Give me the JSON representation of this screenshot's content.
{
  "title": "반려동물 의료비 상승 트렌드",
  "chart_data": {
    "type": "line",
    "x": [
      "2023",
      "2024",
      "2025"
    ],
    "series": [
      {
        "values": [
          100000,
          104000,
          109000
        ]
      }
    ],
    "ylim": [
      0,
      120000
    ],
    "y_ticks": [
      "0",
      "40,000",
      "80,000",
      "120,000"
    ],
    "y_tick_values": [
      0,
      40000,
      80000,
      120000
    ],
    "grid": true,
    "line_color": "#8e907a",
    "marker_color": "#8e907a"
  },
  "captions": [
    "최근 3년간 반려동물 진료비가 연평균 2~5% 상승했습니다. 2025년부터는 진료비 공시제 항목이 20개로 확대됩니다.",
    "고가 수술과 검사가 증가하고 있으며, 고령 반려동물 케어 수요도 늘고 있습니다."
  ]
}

____

▶ _Aim_
Reproduce all the data word for word.

▶ _Result of the exercise_
Give me the JSON representation of this screenshot's content.
{
  "title": "반려동물 의료비 상승 트렌드",
  "chart_data": {
    "type": "line",
    "x": [
      "2023",
      "2024",
      "2025"
    ],
    "series": [
      {
        "values": [
          100000,
          104000,
          109000
        ]
      }
    ],
    "ylim": [
      0,
      120000
    ],
    "y_ticks": [
      "0",
      "40,000",
      "80,000",
      "120,000"
    ],
    "y_tick_values": [
      0,
      40000,
      80000,
      120000
    ],
    "grid": true,
    "line_color": "#8e907a",
    "marker_color": "#8e907a"
  },
  "captions": [
    "최근 3년간 반려동물 진료비가 연평균 2~5% 상승했습니다. 2025년부터는 진료비 공시제 항목이 20개로 확대됩니다.",
    "고가 수술과 검사가 증가하고 있으며, 고령 반려동물 케어 수요도 늘고 있습니다."
  ]
}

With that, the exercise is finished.